In the data below, find each line containing the string "flicker" and return it.

Collection entries:
━━━━━━━━━━━━━━━━
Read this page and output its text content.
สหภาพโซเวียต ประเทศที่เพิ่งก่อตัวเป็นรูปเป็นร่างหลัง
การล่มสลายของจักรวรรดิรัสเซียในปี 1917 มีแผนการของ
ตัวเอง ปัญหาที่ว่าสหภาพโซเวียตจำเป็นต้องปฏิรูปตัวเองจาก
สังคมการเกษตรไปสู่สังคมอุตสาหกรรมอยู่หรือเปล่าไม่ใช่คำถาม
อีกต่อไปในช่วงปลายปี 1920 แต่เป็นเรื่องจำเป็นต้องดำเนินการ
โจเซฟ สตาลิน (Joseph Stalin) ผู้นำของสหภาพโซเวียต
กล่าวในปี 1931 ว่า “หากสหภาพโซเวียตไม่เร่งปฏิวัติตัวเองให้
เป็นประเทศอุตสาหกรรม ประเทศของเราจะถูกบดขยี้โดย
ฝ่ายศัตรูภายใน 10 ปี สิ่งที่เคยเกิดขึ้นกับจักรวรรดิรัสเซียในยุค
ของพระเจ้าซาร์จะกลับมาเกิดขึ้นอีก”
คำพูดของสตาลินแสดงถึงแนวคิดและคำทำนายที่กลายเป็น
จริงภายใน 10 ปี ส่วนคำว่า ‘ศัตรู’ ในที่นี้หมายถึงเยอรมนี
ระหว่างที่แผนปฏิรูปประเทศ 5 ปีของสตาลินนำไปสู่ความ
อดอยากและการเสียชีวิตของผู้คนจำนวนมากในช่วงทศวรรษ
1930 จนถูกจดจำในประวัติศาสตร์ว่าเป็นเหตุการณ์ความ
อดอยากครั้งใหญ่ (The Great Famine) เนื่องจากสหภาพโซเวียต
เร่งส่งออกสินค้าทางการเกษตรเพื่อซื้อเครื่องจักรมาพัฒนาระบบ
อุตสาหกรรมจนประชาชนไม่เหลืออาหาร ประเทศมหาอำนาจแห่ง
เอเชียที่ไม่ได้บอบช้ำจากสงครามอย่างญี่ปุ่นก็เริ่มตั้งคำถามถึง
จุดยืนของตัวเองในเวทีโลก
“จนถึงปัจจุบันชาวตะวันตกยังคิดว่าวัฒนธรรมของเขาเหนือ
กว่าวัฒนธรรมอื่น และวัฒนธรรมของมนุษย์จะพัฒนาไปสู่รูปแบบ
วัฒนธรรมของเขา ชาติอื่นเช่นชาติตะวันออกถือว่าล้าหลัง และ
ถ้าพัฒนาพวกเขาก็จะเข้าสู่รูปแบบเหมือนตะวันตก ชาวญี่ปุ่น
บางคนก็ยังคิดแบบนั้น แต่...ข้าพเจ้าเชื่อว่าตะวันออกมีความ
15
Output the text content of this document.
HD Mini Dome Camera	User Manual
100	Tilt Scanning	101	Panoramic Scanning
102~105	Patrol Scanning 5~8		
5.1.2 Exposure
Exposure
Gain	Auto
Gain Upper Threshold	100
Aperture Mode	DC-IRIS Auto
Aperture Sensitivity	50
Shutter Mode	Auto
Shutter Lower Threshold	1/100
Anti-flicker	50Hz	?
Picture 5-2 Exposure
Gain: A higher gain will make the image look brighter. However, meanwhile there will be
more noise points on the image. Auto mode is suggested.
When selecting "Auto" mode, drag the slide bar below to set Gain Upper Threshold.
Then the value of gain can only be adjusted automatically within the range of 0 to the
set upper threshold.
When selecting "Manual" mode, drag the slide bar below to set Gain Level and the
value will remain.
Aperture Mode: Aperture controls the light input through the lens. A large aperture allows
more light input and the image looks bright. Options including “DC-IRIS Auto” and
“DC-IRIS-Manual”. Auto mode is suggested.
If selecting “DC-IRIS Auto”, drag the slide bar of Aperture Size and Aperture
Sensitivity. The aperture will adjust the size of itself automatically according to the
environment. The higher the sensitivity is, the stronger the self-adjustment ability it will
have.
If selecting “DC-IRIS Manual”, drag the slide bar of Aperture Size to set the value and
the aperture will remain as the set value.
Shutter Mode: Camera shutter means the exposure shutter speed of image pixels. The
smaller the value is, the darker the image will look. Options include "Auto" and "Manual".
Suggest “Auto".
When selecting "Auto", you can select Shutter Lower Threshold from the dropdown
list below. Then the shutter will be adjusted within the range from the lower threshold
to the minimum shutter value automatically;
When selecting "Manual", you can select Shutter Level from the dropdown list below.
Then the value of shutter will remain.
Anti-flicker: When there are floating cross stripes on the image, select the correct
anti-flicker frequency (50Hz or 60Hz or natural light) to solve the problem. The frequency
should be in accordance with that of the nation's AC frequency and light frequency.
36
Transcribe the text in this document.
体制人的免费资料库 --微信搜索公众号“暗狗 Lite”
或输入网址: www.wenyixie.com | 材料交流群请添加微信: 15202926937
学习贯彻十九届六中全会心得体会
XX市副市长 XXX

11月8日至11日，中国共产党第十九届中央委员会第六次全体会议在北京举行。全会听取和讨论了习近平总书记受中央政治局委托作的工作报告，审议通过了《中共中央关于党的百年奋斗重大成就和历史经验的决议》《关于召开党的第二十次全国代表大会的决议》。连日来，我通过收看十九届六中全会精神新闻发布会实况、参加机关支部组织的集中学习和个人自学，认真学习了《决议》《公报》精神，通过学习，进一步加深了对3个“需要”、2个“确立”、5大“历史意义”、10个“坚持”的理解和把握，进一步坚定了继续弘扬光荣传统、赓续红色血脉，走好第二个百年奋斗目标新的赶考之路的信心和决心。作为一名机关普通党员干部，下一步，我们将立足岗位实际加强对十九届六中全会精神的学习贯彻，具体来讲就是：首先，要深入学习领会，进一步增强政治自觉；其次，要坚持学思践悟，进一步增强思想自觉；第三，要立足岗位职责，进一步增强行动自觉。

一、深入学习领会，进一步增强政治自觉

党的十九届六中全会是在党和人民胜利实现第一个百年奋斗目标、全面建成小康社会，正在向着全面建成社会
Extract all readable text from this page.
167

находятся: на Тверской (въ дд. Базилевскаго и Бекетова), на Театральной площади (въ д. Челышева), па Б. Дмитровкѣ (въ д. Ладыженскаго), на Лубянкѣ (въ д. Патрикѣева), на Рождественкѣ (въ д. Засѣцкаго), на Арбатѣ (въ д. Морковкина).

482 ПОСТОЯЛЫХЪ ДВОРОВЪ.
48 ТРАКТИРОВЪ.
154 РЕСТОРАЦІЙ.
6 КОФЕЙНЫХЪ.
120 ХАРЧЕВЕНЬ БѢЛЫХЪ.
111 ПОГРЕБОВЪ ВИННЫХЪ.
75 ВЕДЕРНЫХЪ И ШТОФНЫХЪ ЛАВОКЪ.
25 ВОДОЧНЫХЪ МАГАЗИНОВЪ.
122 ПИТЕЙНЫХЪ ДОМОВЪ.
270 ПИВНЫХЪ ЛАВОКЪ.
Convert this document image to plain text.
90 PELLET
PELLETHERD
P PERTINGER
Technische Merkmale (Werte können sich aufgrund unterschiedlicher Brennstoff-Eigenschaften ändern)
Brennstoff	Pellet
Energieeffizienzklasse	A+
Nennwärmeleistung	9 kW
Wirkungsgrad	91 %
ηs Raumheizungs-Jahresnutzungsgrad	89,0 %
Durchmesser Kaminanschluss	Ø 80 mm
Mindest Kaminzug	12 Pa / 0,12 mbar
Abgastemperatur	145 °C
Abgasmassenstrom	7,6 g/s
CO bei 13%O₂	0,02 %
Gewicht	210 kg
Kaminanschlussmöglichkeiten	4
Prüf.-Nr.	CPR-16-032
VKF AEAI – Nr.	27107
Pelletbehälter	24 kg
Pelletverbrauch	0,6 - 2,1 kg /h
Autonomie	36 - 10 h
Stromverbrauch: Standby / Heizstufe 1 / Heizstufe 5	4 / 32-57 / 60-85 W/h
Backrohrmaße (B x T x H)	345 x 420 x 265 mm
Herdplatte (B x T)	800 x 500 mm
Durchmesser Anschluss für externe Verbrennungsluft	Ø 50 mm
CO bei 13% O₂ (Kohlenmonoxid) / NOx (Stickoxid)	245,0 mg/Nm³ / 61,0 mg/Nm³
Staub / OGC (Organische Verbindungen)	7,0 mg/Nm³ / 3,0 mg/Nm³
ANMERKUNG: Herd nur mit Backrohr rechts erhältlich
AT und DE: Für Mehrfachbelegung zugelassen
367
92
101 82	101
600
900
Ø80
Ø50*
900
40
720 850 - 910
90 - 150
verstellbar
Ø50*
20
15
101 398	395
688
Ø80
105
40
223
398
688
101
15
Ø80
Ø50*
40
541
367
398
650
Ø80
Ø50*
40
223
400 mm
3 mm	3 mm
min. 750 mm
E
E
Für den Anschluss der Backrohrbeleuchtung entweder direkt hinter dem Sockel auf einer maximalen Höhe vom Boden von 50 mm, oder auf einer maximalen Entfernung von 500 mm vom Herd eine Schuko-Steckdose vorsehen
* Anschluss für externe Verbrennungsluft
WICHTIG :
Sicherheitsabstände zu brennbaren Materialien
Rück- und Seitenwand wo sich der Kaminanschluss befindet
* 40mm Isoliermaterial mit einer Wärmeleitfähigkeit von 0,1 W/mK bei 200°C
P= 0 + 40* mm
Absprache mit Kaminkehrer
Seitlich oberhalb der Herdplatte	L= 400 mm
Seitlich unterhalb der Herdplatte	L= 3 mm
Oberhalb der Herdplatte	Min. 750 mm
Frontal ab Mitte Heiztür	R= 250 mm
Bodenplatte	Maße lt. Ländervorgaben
━━━━━━━━━━━━━━━━
**RESPONSE:**
Anti-flicker	50Hz	?
Anti-flicker: When there are floating cross stripes on the image, select the correct
anti-flicker frequency (50Hz or 60Hz or natural light) to solve the problem. The frequency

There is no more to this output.